■ AIM ■
Find the lines that hold "west". Report only how many there are.
BEGIN PROVIDED INFORMATION
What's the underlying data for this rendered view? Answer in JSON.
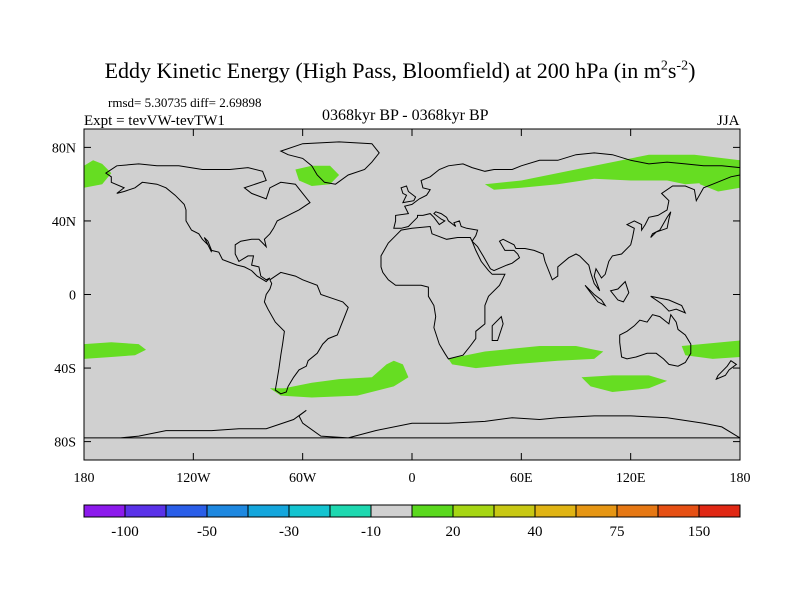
{
  "title": "Eddy Kinetic Energy (High Pass, Bloomfield) at 200 hPa (in m",
  "title_unit_sup1": "2",
  "title_unit_mid": "s",
  "title_unit_sup2": "-2",
  "title_close": ")",
  "stats": "rmsd= 5.30735 diff= 2.69898",
  "experiment": "Expt = tevVW-tevTW1",
  "period": "0368kyr BP - 0368kyr BP",
  "season": "JJA",
  "colors": {
    "land_mask": "#d0d0d0",
    "positive_anomaly": "#66dd22",
    "coastline": "#000000"
  },
  "chart_data": {
    "type": "heatmap",
    "projection": "cylindrical equidistant",
    "xlim": [
      -180,
      180
    ],
    "ylim": [
      -90,
      90
    ],
    "x_ticks": [
      -180,
      -120,
      -60,
      0,
      60,
      120,
      180
    ],
    "x_tick_labels": [
      "180",
      "120W",
      "60W",
      "0",
      "60E",
      "120E",
      "180"
    ],
    "y_ticks": [
      80,
      40,
      0,
      -40,
      -80
    ],
    "y_tick_labels": [
      "80N",
      "40N",
      "0",
      "40S",
      "80S"
    ],
    "colorbar": {
      "colors": [
        "#8c1aec",
        "#5a32e8",
        "#2a5ee8",
        "#1e88e0",
        "#14a6dc",
        "#14c4d0",
        "#1ed8b0",
        "#d0d0d0",
        "#5ad81e",
        "#a6d614",
        "#c8c814",
        "#e0b414",
        "#e69614",
        "#e67814",
        "#e65014",
        "#e02814"
      ],
      "tick_labels": [
        "-100",
        "-50",
        "-30",
        "-10",
        "20",
        "40",
        "75",
        "150"
      ],
      "tick_label_after_box": [
        1,
        3,
        5,
        7,
        9,
        11,
        13,
        15
      ]
    },
    "regions": [
      {
        "name": "north-pacific-west-edge",
        "value": 20,
        "polygon": [
          [
            -180,
            70
          ],
          [
            -175,
            73
          ],
          [
            -170,
            71
          ],
          [
            -165,
            66
          ],
          [
            -170,
            60
          ],
          [
            -180,
            58
          ]
        ]
      },
      {
        "name": "greenland-north-atlantic",
        "value": 20,
        "polygon": [
          [
            -64,
            68
          ],
          [
            -55,
            70
          ],
          [
            -45,
            70
          ],
          [
            -40,
            65
          ],
          [
            -45,
            60
          ],
          [
            -55,
            59
          ],
          [
            -62,
            62
          ]
        ]
      },
      {
        "name": "siberia-north-asia",
        "value": 20,
        "polygon": [
          [
            40,
            60
          ],
          [
            60,
            62
          ],
          [
            85,
            67
          ],
          [
            110,
            72
          ],
          [
            130,
            76
          ],
          [
            155,
            76
          ],
          [
            180,
            73
          ],
          [
            180,
            66
          ],
          [
            165,
            61
          ],
          [
            150,
            60
          ],
          [
            140,
            62
          ],
          [
            120,
            62
          ],
          [
            100,
            63
          ],
          [
            80,
            60
          ],
          [
            60,
            58
          ],
          [
            45,
            57
          ]
        ]
      },
      {
        "name": "north-pacific-east-edge",
        "value": 20,
        "polygon": [
          [
            155,
            70
          ],
          [
            170,
            73
          ],
          [
            180,
            73
          ],
          [
            180,
            58
          ],
          [
            168,
            56
          ],
          [
            158,
            60
          ]
        ]
      },
      {
        "name": "south-pacific-west",
        "value": 20,
        "polygon": [
          [
            -180,
            -27
          ],
          [
            -165,
            -26
          ],
          [
            -150,
            -27
          ],
          [
            -146,
            -30
          ],
          [
            -152,
            -33
          ],
          [
            -165,
            -34
          ],
          [
            -180,
            -35
          ]
        ]
      },
      {
        "name": "south-atlantic",
        "value": 20,
        "polygon": [
          [
            -78,
            -51
          ],
          [
            -70,
            -51
          ],
          [
            -55,
            -48
          ],
          [
            -40,
            -46
          ],
          [
            -22,
            -45
          ],
          [
            -14,
            -38
          ],
          [
            -10,
            -36
          ],
          [
            -5,
            -38
          ],
          [
            -2,
            -45
          ],
          [
            -10,
            -50
          ],
          [
            -30,
            -55
          ],
          [
            -55,
            -56
          ],
          [
            -72,
            -55
          ]
        ]
      },
      {
        "name": "south-indian-ocean",
        "value": 20,
        "polygon": [
          [
            20,
            -35
          ],
          [
            40,
            -31
          ],
          [
            70,
            -28
          ],
          [
            90,
            -28
          ],
          [
            105,
            -31
          ],
          [
            100,
            -35
          ],
          [
            80,
            -36
          ],
          [
            55,
            -38
          ],
          [
            35,
            -40
          ],
          [
            22,
            -38
          ]
        ]
      },
      {
        "name": "southern-indian-ocean-2",
        "value": 20,
        "polygon": [
          [
            93,
            -45
          ],
          [
            110,
            -44
          ],
          [
            130,
            -44
          ],
          [
            140,
            -47
          ],
          [
            130,
            -51
          ],
          [
            110,
            -53
          ],
          [
            98,
            -50
          ]
        ]
      },
      {
        "name": "south-pacific-east",
        "value": 20,
        "polygon": [
          [
            148,
            -28
          ],
          [
            180,
            -25
          ],
          [
            180,
            -34
          ],
          [
            165,
            -35
          ],
          [
            150,
            -33
          ]
        ]
      }
    ]
  }
}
END PROVIDED INFORMATION
■ THE REPLY ■
2